## Goal 1
In the blog post on vulnerability and martial arts, condense the paragraph beginning "Denying vulnerability can begin long before" into a shorter version that keeps its main facts.
## Goal 2
From the listing, arrange the lines starting at the one containing "value-label: -27.22 xyxy=(592,275,609,320)" and ending at the one containing "y-tick-label: 10 % xyxy=(30,119,66,136)" as a Markdown table with the columns No. and Line.

## Extract provided

Sunday, January 19, 2014

The Denial of Vulnerability and Martial Arts

Being vulnerable is antithetical to martial arts practice, or is it? Everything I've learned, read, and seen about martial arts is all about defending myself and/or attacking the opponent. Deny my vulnerability to my opponent. This dictum has immediate and practical benefits at the level at which these techniques, strategies, and training are intended. Defending oneself and kicking butt has its time and place.

However, to make progress in the more internal aspects requires stepping out of what may be a lifetime of learned denying vulnerability and allowing myself to become vulnerable. This can be really, really tough to do... or not. It depends.

Denying vulnerability can begin long before beginning any martial arts practice. Regardless of the who, what, when, or where involved in the origination of why I developed a "denial of vulnerability" character, the result is that I unconsciously selectively deny vulnerability in situations that I unconsciously perceive as being threatening at whatever level the threat is perceived. This can be as mundane as feeling a need to defend my point of view.

Here are some example phrases that I think describe or indicate a denial of vulnerability:
  • Being defensive
  • Digging in my heels
  • Needing to be right
  • Being dismissive
  • Standing up for myself (rigidly)
  • Blind adhering to rules / not pursuing passion
If you've been following my Zhan Zhuang Journal you have now read over ten years of my Wujifa class notes. While there may be some wonderful insights regarding zhan zhuang and internal gongfu practice, you may also wonder, "Why is it taking this guy so long to get it? Is it really that difficult or is he a slow learner?"

## Data for the task

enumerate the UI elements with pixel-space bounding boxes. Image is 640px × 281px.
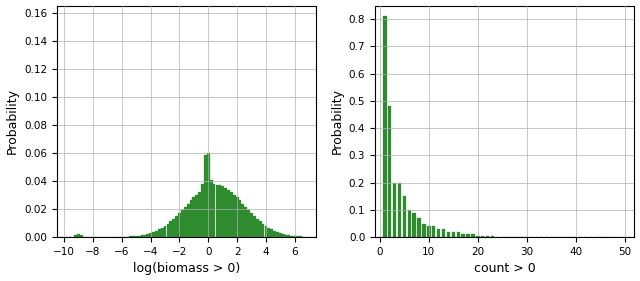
Bar: [287, 235, 291, 237]
Bar: [198, 192, 201, 237]
Bar: [204, 155, 207, 237]
Bar: [259, 221, 262, 237]
Bar: [218, 185, 221, 237]
Y-axis label: Probability: Probability: [6, 88, 19, 154]
Bar: [282, 234, 285, 237]
Bar: [422, 224, 426, 237]
Bar: [74, 235, 77, 237]
Bar: [181, 210, 184, 237]
Bar: [216, 185, 218, 237]
Bar: [388, 106, 392, 237]
Bar: [241, 204, 244, 237]
Bar: [143, 235, 147, 237]
Bar: [224, 188, 227, 237]
Bar: [207, 153, 210, 237]
Bar: [233, 194, 236, 237]
Bar: [221, 186, 224, 237]
Bar: [256, 219, 259, 237]
Bar: [184, 207, 187, 237]
Bar: [273, 231, 276, 237]
Bar: [239, 200, 241, 237]
Bar: [147, 234, 149, 237]
Bar: [270, 229, 273, 237]
X-axis label: count > 0: count > 0: [474, 262, 536, 275]
Bar: [476, 236, 479, 237]
Bar: [264, 226, 268, 237]
Bar: [471, 234, 475, 237]
Bar: [262, 224, 264, 237]
Bar: [227, 190, 230, 237]
Bar: [285, 235, 287, 237]
Bar: [247, 210, 250, 237]
Bar: [461, 234, 465, 237]
Bar: [403, 196, 406, 237]
Bar: [296, 236, 299, 237]
Bar: [293, 236, 296, 237]
Bar: [393, 183, 396, 237]
Bar: [195, 194, 198, 237]
Bar: [250, 213, 253, 237]
Bar: [253, 216, 256, 237]
Bar: [442, 229, 445, 237]
Bar: [170, 221, 172, 237]
Bar: [276, 232, 279, 237]
Bar: [138, 235, 141, 237]
Bar: [189, 200, 193, 237]
Bar: [427, 226, 431, 237]
Y-axis label: Probability: Probability: [330, 88, 343, 154]
Bar: [268, 228, 270, 237]
Bar: [291, 235, 293, 237]
Bar: [212, 184, 216, 237]
Bar: [158, 229, 161, 237]
Bar: [132, 236, 135, 237]
Bar: [201, 184, 204, 237]
Bar: [432, 226, 435, 237]
Bar: [408, 210, 411, 237]
Bar: [412, 213, 416, 237]
Bar: [417, 218, 420, 237]
X-axis label: log(biomass > 0): log(biomass > 0): [133, 262, 240, 275]
Bar: [161, 228, 164, 237]
Bar: [135, 236, 138, 237]
Bar: [230, 192, 233, 237]
Bar: [210, 180, 212, 237]
Bar: [155, 231, 158, 237]
Bar: [279, 233, 282, 237]
Bar: [447, 232, 450, 237]
Bar: [164, 226, 166, 237]
Bar: [236, 198, 239, 237]
Bar: [398, 183, 401, 237]
Bar: [244, 207, 247, 237]
Bar: [486, 236, 490, 237]
Bar: [77, 234, 80, 237]
Bar: [141, 235, 143, 237]
Bar: [80, 235, 83, 237]
Bar: [178, 213, 181, 237]
Bar: [172, 219, 175, 237]
Bar: [481, 236, 484, 237]
Bar: [175, 216, 178, 237]
Bar: [152, 232, 155, 237]
Bar: [187, 204, 189, 237]
Bar: [456, 232, 460, 237]
Bar: [193, 198, 195, 237]
Bar: [467, 234, 470, 237]
Bar: [491, 236, 494, 237]
Bar: [452, 232, 455, 237]
Bar: [383, 17, 387, 237]
Bar: [166, 224, 170, 237]
Bar: [149, 233, 152, 237]
Bar: [437, 229, 440, 237]
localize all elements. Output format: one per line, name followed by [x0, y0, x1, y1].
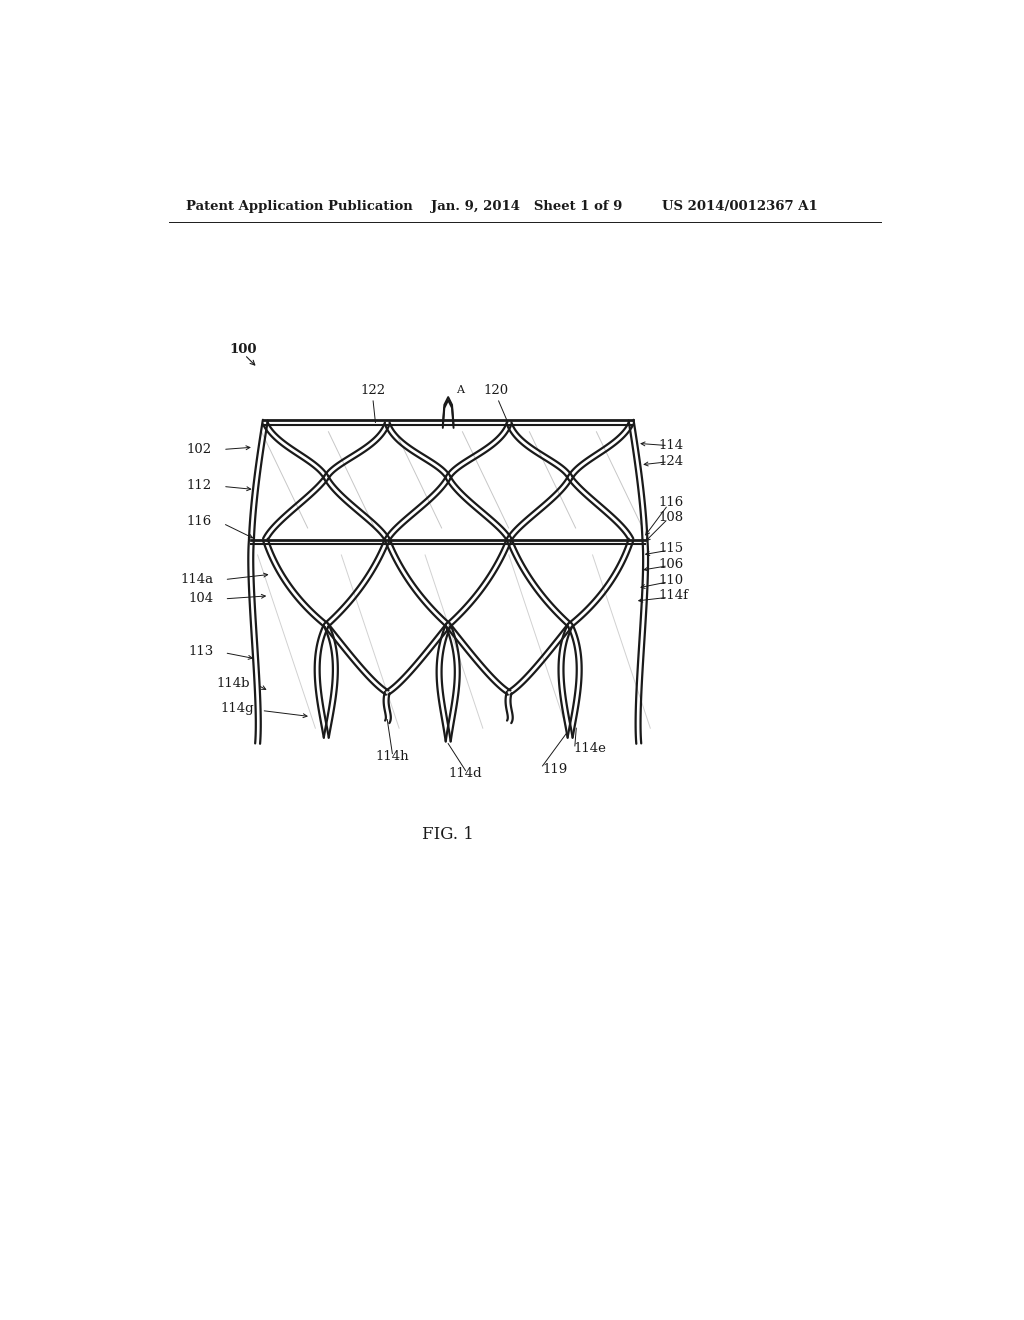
Text: 104: 104 [188, 593, 214, 606]
Text: US 2014/0012367 A1: US 2014/0012367 A1 [662, 199, 817, 213]
Text: 113: 113 [188, 644, 214, 657]
Text: 100: 100 [229, 343, 257, 356]
Text: FIG. 1: FIG. 1 [422, 826, 474, 843]
Text: 114f: 114f [658, 589, 688, 602]
Text: 114b: 114b [216, 677, 250, 690]
Text: 114h: 114h [376, 750, 410, 763]
Text: 120: 120 [483, 384, 509, 397]
Text: 116: 116 [186, 515, 211, 528]
Text: 122: 122 [360, 384, 386, 397]
Text: 124: 124 [658, 454, 683, 467]
Text: 119: 119 [543, 763, 567, 776]
Text: 106: 106 [658, 557, 683, 570]
Text: 116: 116 [658, 496, 683, 510]
Text: Patent Application Publication: Patent Application Publication [186, 199, 413, 213]
Text: 114: 114 [658, 440, 683, 453]
Text: 114g: 114g [220, 702, 254, 715]
Text: A: A [456, 385, 464, 395]
Text: 110: 110 [658, 574, 683, 587]
Text: 114d: 114d [449, 767, 482, 780]
Text: Jan. 9, 2014   Sheet 1 of 9: Jan. 9, 2014 Sheet 1 of 9 [431, 199, 623, 213]
Text: 102: 102 [186, 444, 211, 455]
Text: 112: 112 [186, 479, 211, 492]
Text: 108: 108 [658, 511, 683, 524]
Text: 114a: 114a [180, 573, 214, 586]
Text: 114e: 114e [573, 742, 606, 755]
Text: 115: 115 [658, 543, 683, 556]
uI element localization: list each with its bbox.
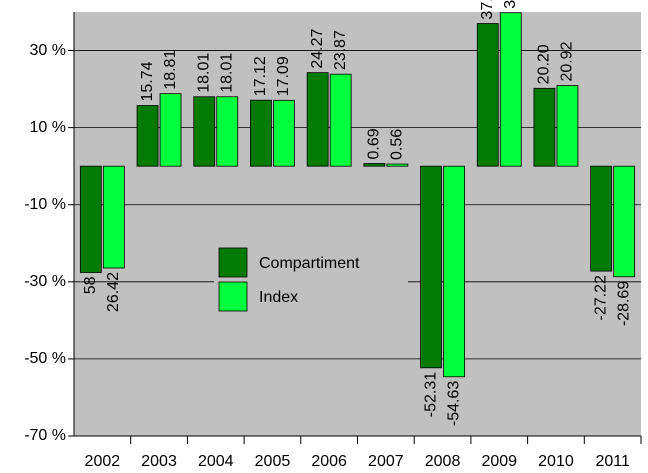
value-label: -27.22 xyxy=(592,275,609,320)
legend-swatch xyxy=(218,247,248,278)
y-tick-label: 30 % xyxy=(30,42,66,59)
value-label: -28.69 xyxy=(615,281,632,326)
bar xyxy=(533,87,556,167)
bar xyxy=(159,93,182,167)
bar xyxy=(556,85,579,167)
y-tick-label: -10 % xyxy=(24,196,66,213)
y-tick-label: -30 % xyxy=(24,273,66,290)
y-tick-label: 10 % xyxy=(30,119,66,136)
value-label: 17.09 xyxy=(275,56,292,96)
bar xyxy=(386,163,409,167)
value-label: 24.27 xyxy=(309,28,326,68)
bar xyxy=(193,96,216,167)
x-tick-label: 2002 xyxy=(85,453,121,470)
x-tick-label: 2011 xyxy=(595,453,630,470)
bar xyxy=(216,96,239,167)
value-label: 37.00 xyxy=(479,0,496,20)
value-label: 39.80 xyxy=(502,0,519,9)
value-label: 0.56 xyxy=(389,129,406,160)
value-label: 20.20 xyxy=(536,44,553,84)
legend-label: Compartiment xyxy=(259,255,360,272)
value-label: -52.31 xyxy=(422,372,439,417)
value-label: 18.81 xyxy=(162,50,179,90)
value-label: -26.42 xyxy=(105,272,122,317)
x-tick-label: 2010 xyxy=(538,453,574,470)
x-tick-label: 2008 xyxy=(425,453,461,470)
bar xyxy=(590,165,613,272)
bar xyxy=(363,163,386,167)
bar xyxy=(499,12,522,167)
bar xyxy=(250,99,272,167)
bar xyxy=(102,165,125,269)
plot-area xyxy=(74,12,641,436)
bar xyxy=(420,165,442,369)
y-tick-label: -70 % xyxy=(24,427,66,444)
value-label: 18.01 xyxy=(218,53,235,93)
bar xyxy=(329,73,352,167)
value-label: 17.12 xyxy=(252,56,269,96)
legend-label: Index xyxy=(259,289,298,306)
value-label: 20.92 xyxy=(559,41,576,81)
bar xyxy=(306,72,329,167)
value-label: -27.58 xyxy=(82,276,99,321)
x-tick-label: 2009 xyxy=(481,453,517,470)
value-label: -54.63 xyxy=(445,381,462,426)
value-label: 23.87 xyxy=(332,30,349,70)
x-tick-label: 2004 xyxy=(198,453,234,470)
legend-swatch xyxy=(218,281,248,312)
value-label: 15.74 xyxy=(139,61,156,101)
bar xyxy=(613,165,636,278)
bar xyxy=(476,23,499,167)
bar xyxy=(136,105,159,167)
x-tick-label: 2006 xyxy=(311,453,347,470)
y-tick-label: -50 % xyxy=(24,350,66,367)
bar xyxy=(273,99,295,167)
bar xyxy=(79,165,102,273)
value-label: 18.01 xyxy=(195,53,212,93)
value-label: 0.69 xyxy=(366,128,383,159)
x-tick-label: 2003 xyxy=(141,453,177,470)
bar xyxy=(443,165,465,378)
x-tick-label: 2005 xyxy=(255,453,291,470)
x-tick-label: 2007 xyxy=(368,453,404,470)
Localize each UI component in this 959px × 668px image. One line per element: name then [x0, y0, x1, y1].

## Finished answer 1
Denying vulnerability can start well before any martial arts practice. Whatever its origin, the result is that the writer unconsciously and selectively denies vulnerability in situations felt to be threatening, at whatever level the threat is sensed. This can be as ordinary as feeling the need to defend a point of view.

## Finished answer 2
| No. | Line |
|---|---|
| 1 | value-label: -27.22 xyxy=(592,275,609,320) |
| 2 | legend-swatch xyxy=(218,247,248,278) |
| 3 | y-tick-label: 30 % xyxy=(30,42,66,59) |
| 4 | value-label: -28.69 xyxy=(615,281,632,326) |
| 5 | bar xyxy=(533,87,556,167) |
| 6 | bar xyxy=(159,93,182,167) |
| 7 | bar xyxy=(556,85,579,167) |
| 8 | y-tick-label: -10 % xyxy=(24,196,66,213) |
| 9 | y-tick-label: -30 % xyxy=(24,273,66,290) |
| 10 | y-tick-label: 10 % xyxy=(30,119,66,136) |